- _Required task_: Your task is to give the listing below back word for word, pictures excluded.

(Data tied to figure images)
-------

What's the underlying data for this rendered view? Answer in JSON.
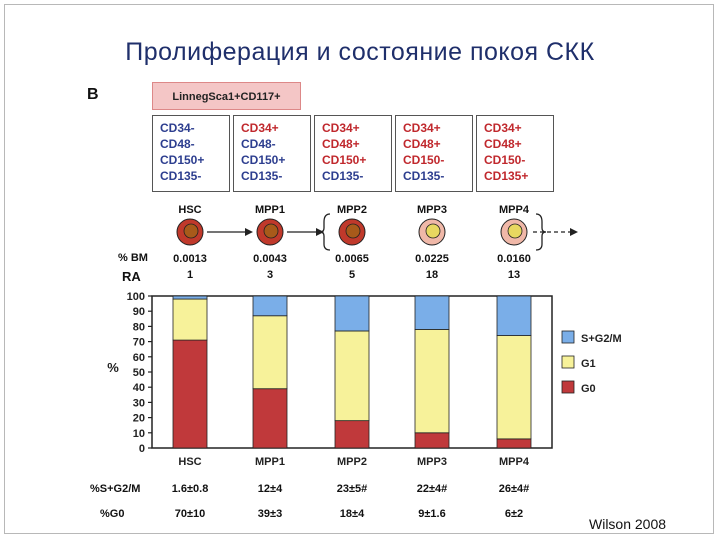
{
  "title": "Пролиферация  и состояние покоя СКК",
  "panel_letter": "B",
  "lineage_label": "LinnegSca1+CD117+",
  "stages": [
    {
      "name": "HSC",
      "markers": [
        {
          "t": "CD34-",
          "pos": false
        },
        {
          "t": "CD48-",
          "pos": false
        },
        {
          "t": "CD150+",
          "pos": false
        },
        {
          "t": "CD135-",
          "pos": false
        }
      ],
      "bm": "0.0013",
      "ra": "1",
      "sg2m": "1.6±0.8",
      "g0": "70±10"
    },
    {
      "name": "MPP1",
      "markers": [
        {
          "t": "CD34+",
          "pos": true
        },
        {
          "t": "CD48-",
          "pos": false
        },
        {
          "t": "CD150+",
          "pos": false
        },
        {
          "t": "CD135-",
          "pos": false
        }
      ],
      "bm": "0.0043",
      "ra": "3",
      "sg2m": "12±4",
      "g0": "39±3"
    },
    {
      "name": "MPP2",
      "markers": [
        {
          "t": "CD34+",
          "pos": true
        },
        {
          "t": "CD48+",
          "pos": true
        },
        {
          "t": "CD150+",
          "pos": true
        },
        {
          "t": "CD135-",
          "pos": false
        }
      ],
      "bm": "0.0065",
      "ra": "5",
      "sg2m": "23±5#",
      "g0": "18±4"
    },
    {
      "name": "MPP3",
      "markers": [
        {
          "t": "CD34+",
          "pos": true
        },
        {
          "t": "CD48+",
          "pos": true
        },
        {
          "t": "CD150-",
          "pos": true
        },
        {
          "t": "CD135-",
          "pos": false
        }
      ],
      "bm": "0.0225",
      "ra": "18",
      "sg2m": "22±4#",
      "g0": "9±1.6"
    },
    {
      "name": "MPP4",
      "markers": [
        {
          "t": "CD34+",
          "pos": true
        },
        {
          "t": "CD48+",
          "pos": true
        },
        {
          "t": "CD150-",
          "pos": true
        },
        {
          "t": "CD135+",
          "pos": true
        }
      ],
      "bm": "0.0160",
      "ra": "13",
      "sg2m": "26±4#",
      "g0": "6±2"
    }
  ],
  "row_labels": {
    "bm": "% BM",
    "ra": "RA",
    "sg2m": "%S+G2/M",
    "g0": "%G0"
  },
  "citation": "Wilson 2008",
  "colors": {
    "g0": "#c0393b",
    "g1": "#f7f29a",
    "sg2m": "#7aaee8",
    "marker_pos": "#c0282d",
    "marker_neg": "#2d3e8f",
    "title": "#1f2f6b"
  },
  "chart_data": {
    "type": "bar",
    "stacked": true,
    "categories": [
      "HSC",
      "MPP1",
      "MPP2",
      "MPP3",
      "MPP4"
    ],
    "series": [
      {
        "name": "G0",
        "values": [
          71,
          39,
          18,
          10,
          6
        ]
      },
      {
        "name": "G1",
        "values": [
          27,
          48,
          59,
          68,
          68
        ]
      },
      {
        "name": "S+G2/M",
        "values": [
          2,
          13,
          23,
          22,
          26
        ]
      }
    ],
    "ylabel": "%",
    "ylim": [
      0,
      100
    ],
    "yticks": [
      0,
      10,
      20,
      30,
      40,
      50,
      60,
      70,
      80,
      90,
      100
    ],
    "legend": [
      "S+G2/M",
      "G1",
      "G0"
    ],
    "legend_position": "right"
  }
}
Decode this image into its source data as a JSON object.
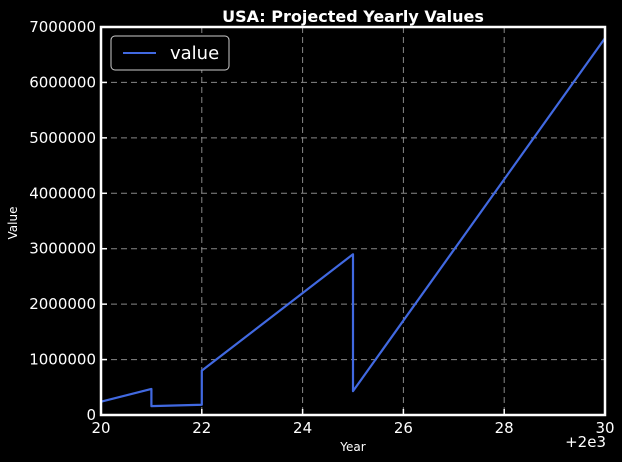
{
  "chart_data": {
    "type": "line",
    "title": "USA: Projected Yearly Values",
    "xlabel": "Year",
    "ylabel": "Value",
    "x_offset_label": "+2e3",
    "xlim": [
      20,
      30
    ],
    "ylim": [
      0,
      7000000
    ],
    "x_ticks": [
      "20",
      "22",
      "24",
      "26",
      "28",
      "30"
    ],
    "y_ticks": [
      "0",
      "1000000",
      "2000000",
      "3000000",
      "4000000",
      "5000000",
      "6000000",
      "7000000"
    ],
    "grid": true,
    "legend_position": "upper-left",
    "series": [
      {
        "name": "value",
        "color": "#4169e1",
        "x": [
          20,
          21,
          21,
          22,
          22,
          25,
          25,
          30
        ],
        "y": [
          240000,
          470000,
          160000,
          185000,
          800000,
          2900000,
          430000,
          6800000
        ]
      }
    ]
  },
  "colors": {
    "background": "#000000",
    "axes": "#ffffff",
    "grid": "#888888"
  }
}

-------

- _Exercise output_:
What's the underlying data for this rendered view? Answer in JSON.
{
  "title": "Пролиферация  и состояние покоя СКК",
  "panel_letter": "B",
  "lineage_label": "LinnegSca1+CD117+",
  "stages": [
    {
      "name": "HSC",
      "markers": [
        {
          "t": "CD34-",
          "pos": false
        },
        {
          "t": "CD48-",
          "pos": false
        },
        {
          "t": "CD150+",
          "pos": false
        },
        {
          "t": "CD135-",
          "pos": false
        }
      ],
      "bm": "0.0013",
      "ra": "1",
      "sg2m": "1.6±0.8",
      "g0": "70±10"
    },
    {
      "name": "MPP1",
      "markers": [
        {
          "t": "CD34+",
          "pos": true
        },
        {
          "t": "CD48-",
          "pos": false
        },
        {
          "t": "CD150+",
          "pos": false
        },
        {
          "t": "CD135-",
          "pos": false
        }
      ],
      "bm": "0.0043",
      "ra": "3",
      "sg2m": "12±4",
      "g0": "39±3"
    },
    {
      "name": "MPP2",
      "markers": [
        {
          "t": "CD34+",
          "pos": true
        },
        {
          "t": "CD48+",
          "pos": true
        },
        {
          "t": "CD150+",
          "pos": true
        },
        {
          "t": "CD135-",
          "pos": false
        }
      ],
      "bm": "0.0065",
      "ra": "5",
      "sg2m": "23±5#",
      "g0": "18±4"
    },
    {
      "name": "MPP3",
      "markers": [
        {
          "t": "CD34+",
          "pos": true
        },
        {
          "t": "CD48+",
          "pos": true
        },
        {
          "t": "CD150-",
          "pos": true
        },
        {
          "t": "CD135-",
          "pos": false
        }
      ],
      "bm": "0.0225",
      "ra": "18",
      "sg2m": "22±4#",
      "g0": "9±1.6"
    },
    {
      "name": "MPP4",
      "markers": [
        {
          "t": "CD34+",
          "pos": true
        },
        {
          "t": "CD48+",
          "pos": true
        },
        {
          "t": "CD150-",
          "pos": true
        },
        {
          "t": "CD135+",
          "pos": true
        }
      ],
      "bm": "0.0160",
      "ra": "13",
      "sg2m": "26±4#",
      "g0": "6±2"
    }
  ],
  "row_labels": {
    "bm": "% BM",
    "ra": "RA",
    "sg2m": "%S+G2/M",
    "g0": "%G0"
  },
  "citation": "Wilson 2008",
  "colors": {
    "g0": "#c0393b",
    "g1": "#f7f29a",
    "sg2m": "#7aaee8",
    "marker_pos": "#c0282d",
    "marker_neg": "#2d3e8f",
    "title": "#1f2f6b"
  },
  "chart_data": {
    "type": "bar",
    "stacked": true,
    "categories": [
      "HSC",
      "MPP1",
      "MPP2",
      "MPP3",
      "MPP4"
    ],
    "series": [
      {
        "name": "G0",
        "values": [
          71,
          39,
          18,
          10,
          6
        ]
      },
      {
        "name": "G1",
        "values": [
          27,
          48,
          59,
          68,
          68
        ]
      },
      {
        "name": "S+G2/M",
        "values": [
          2,
          13,
          23,
          22,
          26
        ]
      }
    ],
    "ylabel": "%",
    "ylim": [
      0,
      100
    ],
    "yticks": [
      0,
      10,
      20,
      30,
      40,
      50,
      60,
      70,
      80,
      90,
      100
    ],
    "legend": [
      "S+G2/M",
      "G1",
      "G0"
    ],
    "legend_position": "right"
  }
}
Decode this image into its source data as a JSON object.
{
  "chart_data": {
    "type": "line",
    "title": "USA: Projected Yearly Values",
    "xlabel": "Year",
    "ylabel": "Value",
    "x_offset_label": "+2e3",
    "xlim": [
      20,
      30
    ],
    "ylim": [
      0,
      7000000
    ],
    "x_ticks": [
      "20",
      "22",
      "24",
      "26",
      "28",
      "30"
    ],
    "y_ticks": [
      "0",
      "1000000",
      "2000000",
      "3000000",
      "4000000",
      "5000000",
      "6000000",
      "7000000"
    ],
    "grid": true,
    "legend_position": "upper-left",
    "series": [
      {
        "name": "value",
        "color": "#4169e1",
        "x": [
          20,
          21,
          21,
          22,
          22,
          25,
          25,
          30
        ],
        "y": [
          240000,
          470000,
          160000,
          185000,
          800000,
          2900000,
          430000,
          6800000
        ]
      }
    ]
  },
  "colors": {
    "background": "#000000",
    "axes": "#ffffff",
    "grid": "#888888"
  }
}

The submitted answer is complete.